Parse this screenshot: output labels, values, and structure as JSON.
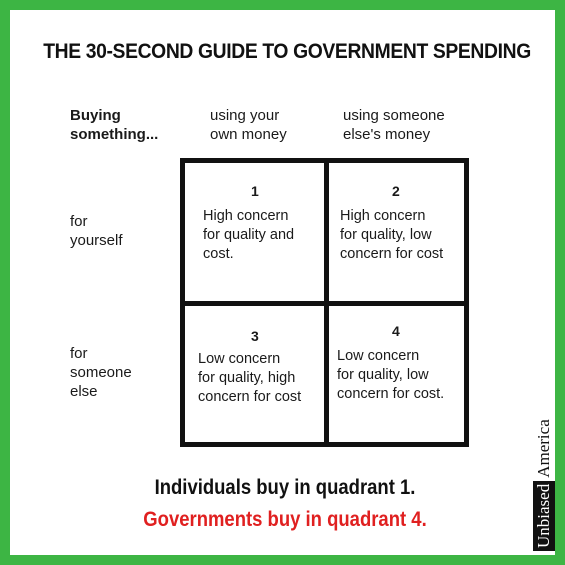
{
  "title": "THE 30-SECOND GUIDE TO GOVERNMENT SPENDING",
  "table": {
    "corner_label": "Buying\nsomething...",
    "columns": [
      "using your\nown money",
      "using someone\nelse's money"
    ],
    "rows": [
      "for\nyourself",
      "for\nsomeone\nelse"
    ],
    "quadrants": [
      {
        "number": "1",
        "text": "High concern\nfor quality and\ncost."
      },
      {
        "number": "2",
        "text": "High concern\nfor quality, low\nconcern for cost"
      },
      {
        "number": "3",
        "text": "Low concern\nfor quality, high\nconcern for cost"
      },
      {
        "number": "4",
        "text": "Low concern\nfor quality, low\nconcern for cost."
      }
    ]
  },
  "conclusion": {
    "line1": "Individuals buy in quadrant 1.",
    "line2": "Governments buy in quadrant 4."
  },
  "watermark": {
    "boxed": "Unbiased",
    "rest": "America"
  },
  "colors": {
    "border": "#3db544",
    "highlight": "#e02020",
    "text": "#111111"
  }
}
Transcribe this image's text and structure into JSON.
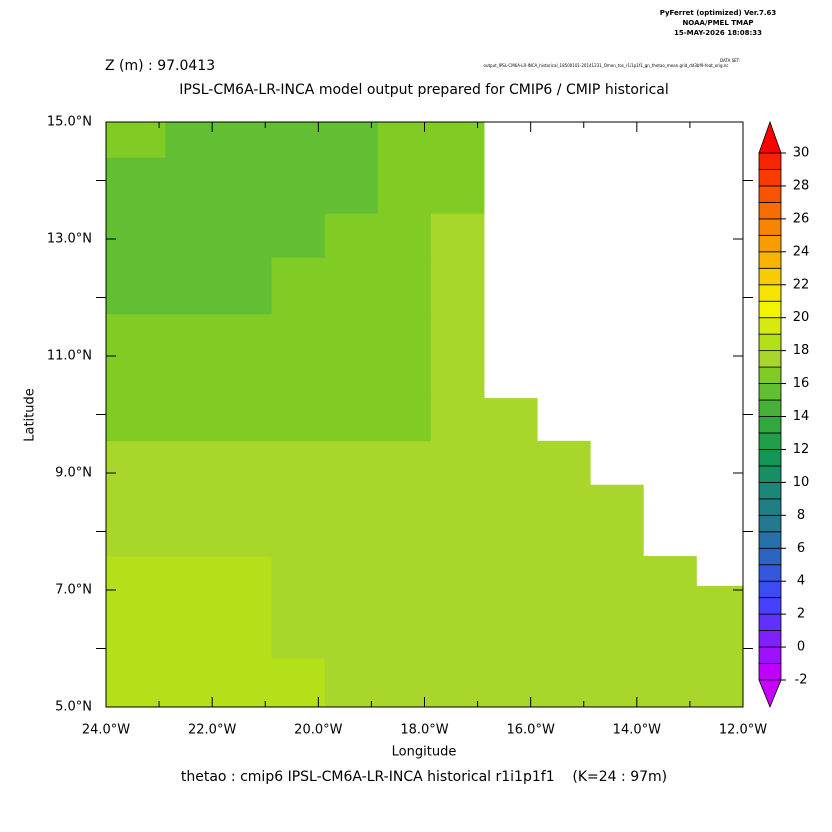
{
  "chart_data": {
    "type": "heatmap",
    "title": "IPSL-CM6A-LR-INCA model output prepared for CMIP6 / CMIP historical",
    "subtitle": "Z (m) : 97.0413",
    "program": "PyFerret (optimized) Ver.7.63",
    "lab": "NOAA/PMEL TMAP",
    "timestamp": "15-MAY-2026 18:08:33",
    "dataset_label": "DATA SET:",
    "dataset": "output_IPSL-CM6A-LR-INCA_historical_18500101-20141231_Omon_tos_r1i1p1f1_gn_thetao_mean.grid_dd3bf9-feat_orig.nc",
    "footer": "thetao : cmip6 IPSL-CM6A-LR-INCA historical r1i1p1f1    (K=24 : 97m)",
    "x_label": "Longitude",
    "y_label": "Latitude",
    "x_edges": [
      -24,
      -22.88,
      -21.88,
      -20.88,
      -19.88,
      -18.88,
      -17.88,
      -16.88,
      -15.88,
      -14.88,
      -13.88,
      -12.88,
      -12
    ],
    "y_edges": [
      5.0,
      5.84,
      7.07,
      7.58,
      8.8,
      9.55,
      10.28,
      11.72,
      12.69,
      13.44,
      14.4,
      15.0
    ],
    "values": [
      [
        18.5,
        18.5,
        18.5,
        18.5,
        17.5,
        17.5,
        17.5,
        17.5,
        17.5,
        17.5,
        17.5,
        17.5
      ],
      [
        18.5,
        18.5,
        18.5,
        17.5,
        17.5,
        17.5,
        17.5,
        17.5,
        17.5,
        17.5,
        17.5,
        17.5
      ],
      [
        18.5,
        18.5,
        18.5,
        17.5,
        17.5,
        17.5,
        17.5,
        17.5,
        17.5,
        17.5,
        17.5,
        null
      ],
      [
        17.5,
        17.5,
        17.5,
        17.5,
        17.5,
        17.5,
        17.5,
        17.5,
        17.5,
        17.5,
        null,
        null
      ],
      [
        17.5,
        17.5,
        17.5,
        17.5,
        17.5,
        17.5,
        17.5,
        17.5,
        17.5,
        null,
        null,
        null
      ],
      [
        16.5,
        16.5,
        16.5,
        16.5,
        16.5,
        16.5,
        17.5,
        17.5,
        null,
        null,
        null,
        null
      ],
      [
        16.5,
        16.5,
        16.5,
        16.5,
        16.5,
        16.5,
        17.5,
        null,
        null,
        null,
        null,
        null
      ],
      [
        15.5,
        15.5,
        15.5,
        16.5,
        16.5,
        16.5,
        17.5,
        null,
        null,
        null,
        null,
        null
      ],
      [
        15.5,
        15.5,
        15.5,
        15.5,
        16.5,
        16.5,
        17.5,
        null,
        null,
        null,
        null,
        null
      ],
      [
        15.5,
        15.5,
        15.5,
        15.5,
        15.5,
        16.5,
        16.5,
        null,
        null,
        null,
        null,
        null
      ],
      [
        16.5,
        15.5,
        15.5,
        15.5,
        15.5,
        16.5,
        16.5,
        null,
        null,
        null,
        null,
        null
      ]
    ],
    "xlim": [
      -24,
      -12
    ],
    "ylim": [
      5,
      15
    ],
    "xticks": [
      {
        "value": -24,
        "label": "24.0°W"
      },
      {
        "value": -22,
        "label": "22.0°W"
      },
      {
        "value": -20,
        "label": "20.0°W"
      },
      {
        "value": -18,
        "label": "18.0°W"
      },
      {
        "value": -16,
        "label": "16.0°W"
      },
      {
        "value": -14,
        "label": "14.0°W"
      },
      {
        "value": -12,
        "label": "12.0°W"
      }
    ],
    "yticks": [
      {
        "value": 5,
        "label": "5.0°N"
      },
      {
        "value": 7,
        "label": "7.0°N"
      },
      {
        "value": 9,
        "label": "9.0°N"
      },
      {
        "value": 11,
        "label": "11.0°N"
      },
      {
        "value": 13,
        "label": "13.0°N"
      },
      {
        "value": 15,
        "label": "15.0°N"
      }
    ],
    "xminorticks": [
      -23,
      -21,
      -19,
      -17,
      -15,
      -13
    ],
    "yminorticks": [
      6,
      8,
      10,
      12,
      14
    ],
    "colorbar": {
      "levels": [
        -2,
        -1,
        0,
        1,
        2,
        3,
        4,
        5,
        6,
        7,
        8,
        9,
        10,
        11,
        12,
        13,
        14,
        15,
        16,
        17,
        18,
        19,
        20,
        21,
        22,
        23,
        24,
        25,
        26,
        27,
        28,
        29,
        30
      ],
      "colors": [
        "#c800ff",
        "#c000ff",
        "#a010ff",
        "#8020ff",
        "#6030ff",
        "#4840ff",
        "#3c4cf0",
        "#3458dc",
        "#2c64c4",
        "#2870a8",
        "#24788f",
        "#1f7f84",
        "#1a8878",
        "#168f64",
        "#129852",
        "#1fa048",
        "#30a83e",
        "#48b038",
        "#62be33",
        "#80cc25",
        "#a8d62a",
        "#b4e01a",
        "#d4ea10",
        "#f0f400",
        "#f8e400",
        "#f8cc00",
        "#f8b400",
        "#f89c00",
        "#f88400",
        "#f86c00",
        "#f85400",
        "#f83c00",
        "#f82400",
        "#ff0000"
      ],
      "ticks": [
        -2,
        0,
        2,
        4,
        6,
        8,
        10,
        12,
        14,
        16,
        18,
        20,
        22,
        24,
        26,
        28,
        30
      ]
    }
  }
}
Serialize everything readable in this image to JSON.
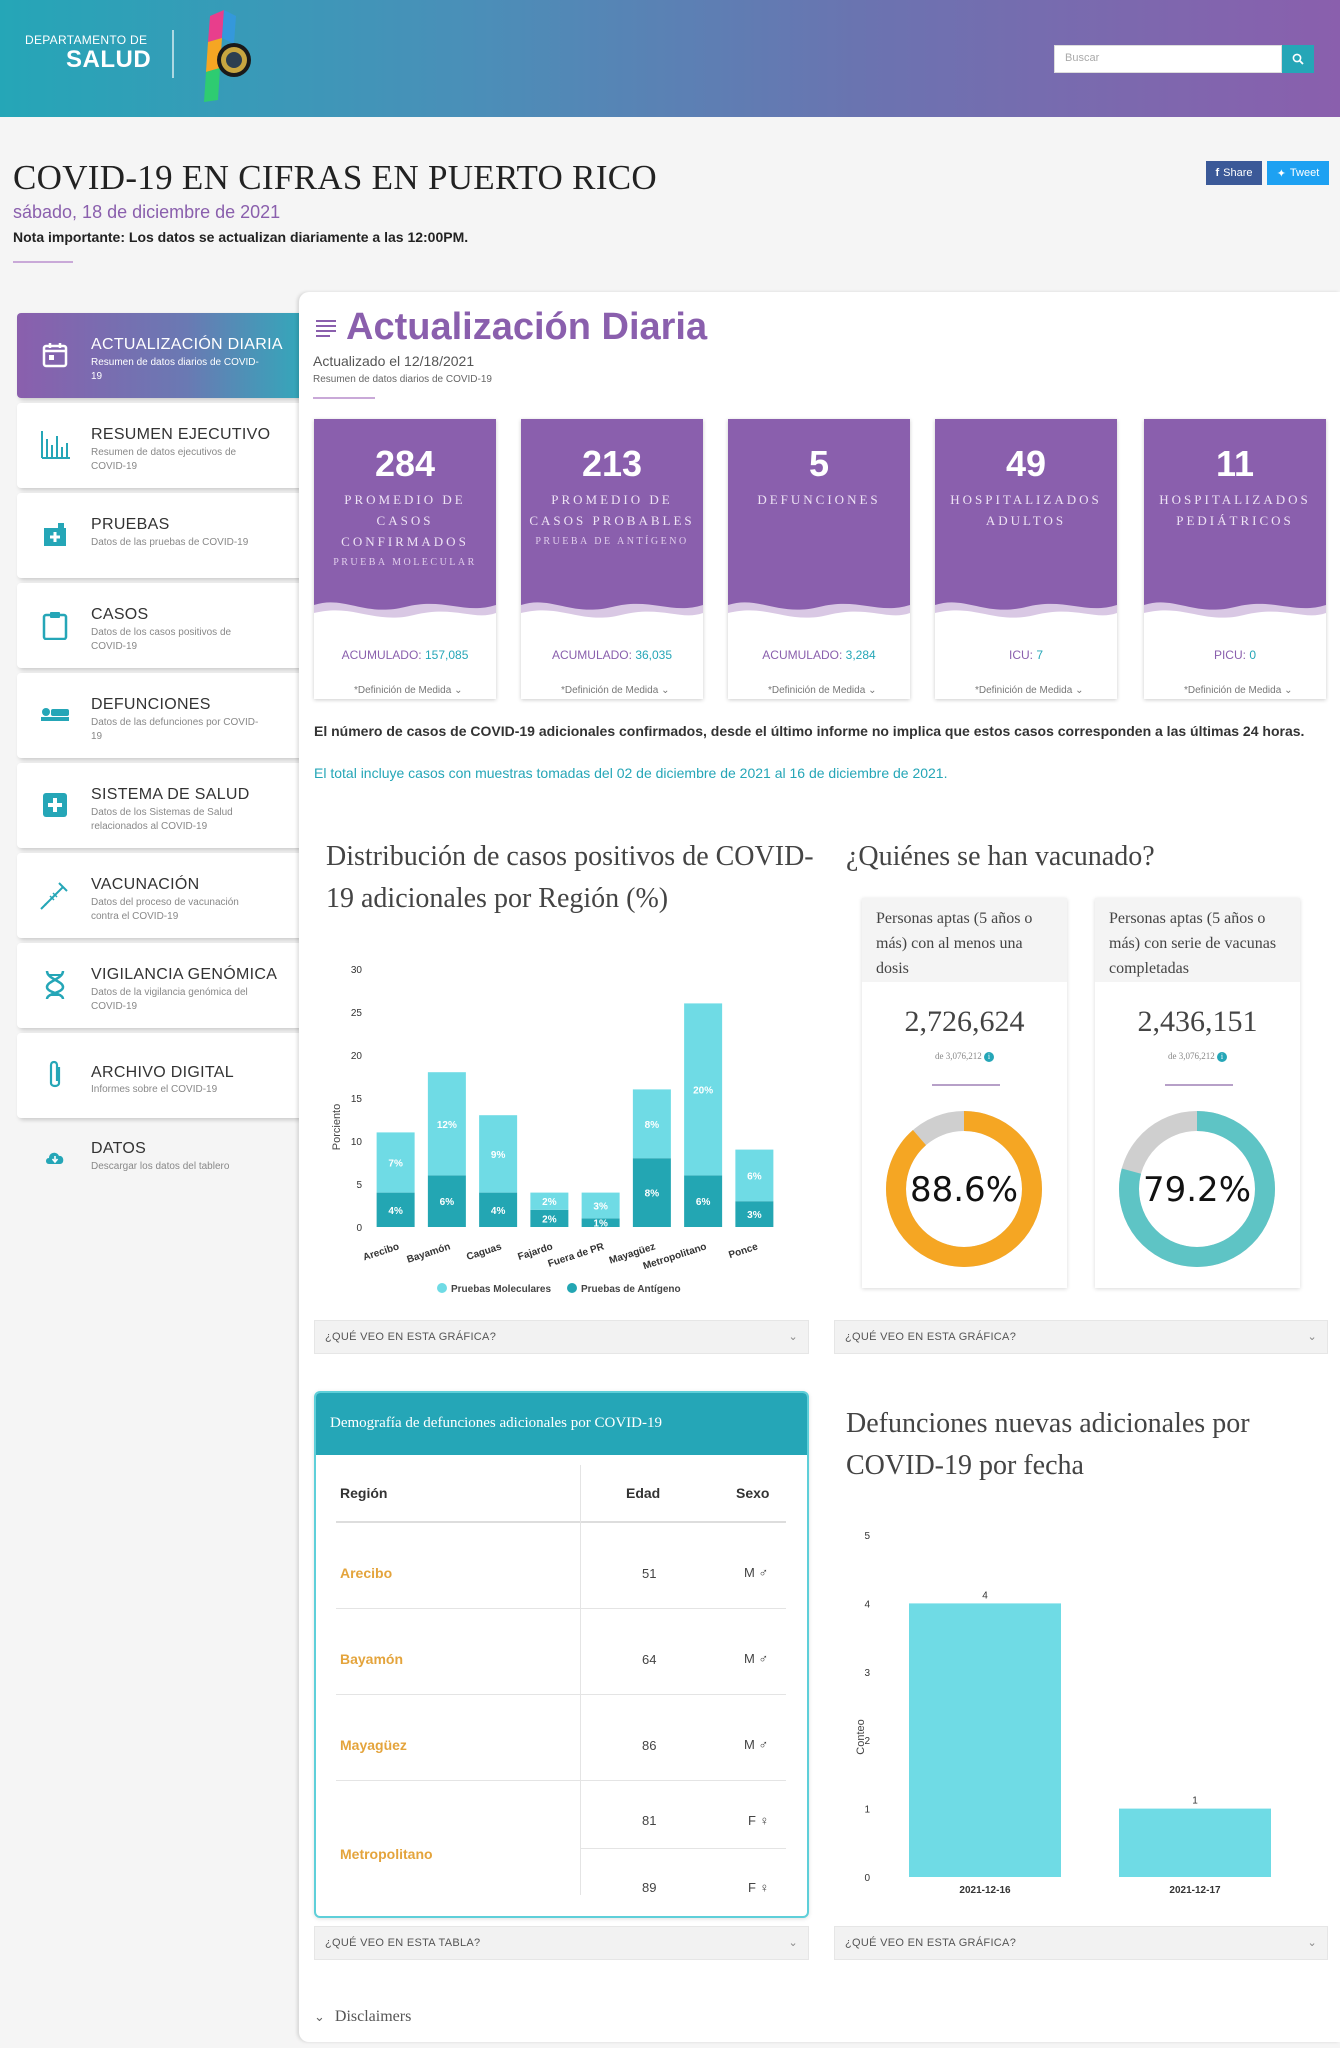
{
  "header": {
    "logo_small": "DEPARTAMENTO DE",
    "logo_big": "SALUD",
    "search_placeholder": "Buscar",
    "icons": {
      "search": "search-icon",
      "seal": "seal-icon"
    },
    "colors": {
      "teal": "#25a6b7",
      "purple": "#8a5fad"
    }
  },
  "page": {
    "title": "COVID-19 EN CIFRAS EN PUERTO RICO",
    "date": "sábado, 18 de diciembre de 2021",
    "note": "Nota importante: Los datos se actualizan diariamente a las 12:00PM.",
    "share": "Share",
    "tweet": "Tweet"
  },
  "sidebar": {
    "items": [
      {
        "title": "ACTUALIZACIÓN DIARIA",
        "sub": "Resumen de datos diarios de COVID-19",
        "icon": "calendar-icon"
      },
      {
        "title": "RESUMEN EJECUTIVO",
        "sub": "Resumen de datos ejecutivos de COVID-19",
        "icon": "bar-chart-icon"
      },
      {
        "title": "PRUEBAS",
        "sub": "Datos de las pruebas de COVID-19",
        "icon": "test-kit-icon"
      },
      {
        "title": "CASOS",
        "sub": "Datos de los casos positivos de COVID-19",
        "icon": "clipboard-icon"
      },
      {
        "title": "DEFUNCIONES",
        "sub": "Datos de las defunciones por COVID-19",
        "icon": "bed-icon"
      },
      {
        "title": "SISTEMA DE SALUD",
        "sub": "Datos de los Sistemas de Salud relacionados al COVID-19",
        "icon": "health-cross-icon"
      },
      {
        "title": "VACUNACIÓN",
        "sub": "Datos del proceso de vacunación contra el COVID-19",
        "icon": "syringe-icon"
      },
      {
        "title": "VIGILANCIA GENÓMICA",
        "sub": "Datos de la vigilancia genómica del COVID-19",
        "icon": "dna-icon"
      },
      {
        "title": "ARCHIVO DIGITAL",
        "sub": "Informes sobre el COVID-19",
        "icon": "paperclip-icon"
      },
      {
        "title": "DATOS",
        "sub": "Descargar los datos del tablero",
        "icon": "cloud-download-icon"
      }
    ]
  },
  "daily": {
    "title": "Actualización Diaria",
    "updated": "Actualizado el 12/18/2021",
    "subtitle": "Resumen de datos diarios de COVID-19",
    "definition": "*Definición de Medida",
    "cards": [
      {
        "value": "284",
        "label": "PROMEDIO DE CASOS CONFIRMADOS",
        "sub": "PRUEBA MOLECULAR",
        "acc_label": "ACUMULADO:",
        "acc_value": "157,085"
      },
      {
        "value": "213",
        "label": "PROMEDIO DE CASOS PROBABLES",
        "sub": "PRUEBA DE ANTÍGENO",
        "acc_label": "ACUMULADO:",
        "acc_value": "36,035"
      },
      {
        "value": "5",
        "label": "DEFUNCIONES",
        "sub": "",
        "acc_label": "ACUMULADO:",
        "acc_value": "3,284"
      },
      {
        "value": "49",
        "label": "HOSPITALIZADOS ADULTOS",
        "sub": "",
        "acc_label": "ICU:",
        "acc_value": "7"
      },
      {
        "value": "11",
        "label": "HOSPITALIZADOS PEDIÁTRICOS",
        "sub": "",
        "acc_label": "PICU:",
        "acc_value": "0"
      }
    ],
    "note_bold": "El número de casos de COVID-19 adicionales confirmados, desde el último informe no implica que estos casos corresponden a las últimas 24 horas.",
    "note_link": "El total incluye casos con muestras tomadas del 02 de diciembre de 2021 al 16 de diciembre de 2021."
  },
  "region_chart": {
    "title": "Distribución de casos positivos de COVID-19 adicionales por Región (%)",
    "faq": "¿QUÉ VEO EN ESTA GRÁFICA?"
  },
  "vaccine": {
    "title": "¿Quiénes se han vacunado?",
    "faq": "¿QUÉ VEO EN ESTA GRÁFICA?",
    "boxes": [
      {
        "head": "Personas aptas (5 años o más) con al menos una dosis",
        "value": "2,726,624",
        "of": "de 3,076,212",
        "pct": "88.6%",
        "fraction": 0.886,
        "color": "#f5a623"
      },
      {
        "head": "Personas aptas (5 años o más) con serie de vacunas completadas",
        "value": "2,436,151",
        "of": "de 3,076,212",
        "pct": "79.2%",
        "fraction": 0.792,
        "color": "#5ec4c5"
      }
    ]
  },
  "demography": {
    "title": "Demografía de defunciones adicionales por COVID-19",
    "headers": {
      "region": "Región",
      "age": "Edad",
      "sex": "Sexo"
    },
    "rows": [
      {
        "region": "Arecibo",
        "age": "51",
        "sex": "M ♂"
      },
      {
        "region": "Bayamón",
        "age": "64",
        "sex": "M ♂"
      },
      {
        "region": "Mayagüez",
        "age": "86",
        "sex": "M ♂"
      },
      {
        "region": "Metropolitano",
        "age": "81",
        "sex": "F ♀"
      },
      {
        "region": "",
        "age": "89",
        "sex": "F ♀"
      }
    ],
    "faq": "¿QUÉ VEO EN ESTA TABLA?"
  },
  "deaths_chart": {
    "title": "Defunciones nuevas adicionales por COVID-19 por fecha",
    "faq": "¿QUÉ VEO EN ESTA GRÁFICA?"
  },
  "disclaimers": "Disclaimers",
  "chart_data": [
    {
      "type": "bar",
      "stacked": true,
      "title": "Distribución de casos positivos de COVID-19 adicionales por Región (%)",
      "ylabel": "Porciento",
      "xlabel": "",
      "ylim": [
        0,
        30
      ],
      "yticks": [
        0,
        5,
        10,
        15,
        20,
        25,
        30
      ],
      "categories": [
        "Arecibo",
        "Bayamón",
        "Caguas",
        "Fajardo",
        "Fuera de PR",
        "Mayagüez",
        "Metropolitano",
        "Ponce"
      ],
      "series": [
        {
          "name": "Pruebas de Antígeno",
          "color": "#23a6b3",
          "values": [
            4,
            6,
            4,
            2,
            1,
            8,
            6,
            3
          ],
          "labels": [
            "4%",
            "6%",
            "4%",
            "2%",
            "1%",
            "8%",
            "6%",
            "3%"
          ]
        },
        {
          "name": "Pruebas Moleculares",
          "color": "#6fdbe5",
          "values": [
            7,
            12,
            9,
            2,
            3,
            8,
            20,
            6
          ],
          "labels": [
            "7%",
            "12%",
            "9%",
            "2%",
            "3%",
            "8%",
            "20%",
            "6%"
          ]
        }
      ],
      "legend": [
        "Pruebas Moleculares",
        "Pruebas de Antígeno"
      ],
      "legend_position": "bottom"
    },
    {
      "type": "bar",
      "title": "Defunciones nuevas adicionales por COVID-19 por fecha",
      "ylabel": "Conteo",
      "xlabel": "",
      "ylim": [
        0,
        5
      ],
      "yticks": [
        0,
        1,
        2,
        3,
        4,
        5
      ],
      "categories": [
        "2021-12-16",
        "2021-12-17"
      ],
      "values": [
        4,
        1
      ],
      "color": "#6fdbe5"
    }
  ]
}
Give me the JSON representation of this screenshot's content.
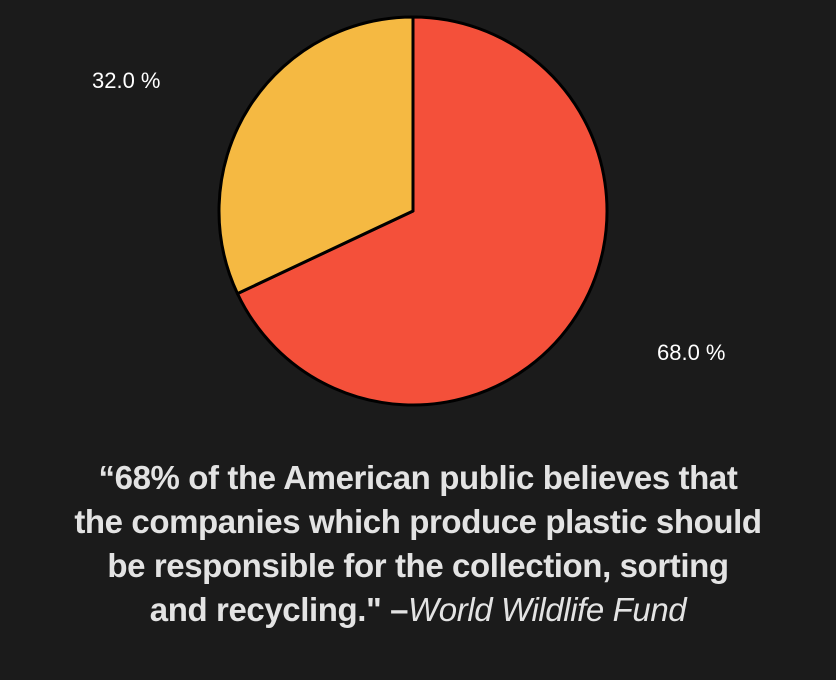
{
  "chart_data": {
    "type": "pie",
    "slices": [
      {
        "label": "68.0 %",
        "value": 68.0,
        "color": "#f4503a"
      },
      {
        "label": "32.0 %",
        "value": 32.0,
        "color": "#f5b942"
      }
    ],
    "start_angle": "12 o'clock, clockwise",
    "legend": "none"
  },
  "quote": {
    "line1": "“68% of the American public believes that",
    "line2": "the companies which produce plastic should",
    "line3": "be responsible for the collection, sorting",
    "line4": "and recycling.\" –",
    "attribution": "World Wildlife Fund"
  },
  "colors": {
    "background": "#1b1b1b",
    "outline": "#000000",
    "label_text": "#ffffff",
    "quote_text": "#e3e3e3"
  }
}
+ + + +
▸ **Task**
Look through the entries above; copy every line holding the string "positivos".

▸ **Solution below**
        "sub": "Datos de los casos positivos de COVID-19",
    "title": "Distribución de casos positivos de COVID-19 adicionales por Región (%)",
      "title": "Distribución de casos positivos de COVID-19 adicionales por Región (%)",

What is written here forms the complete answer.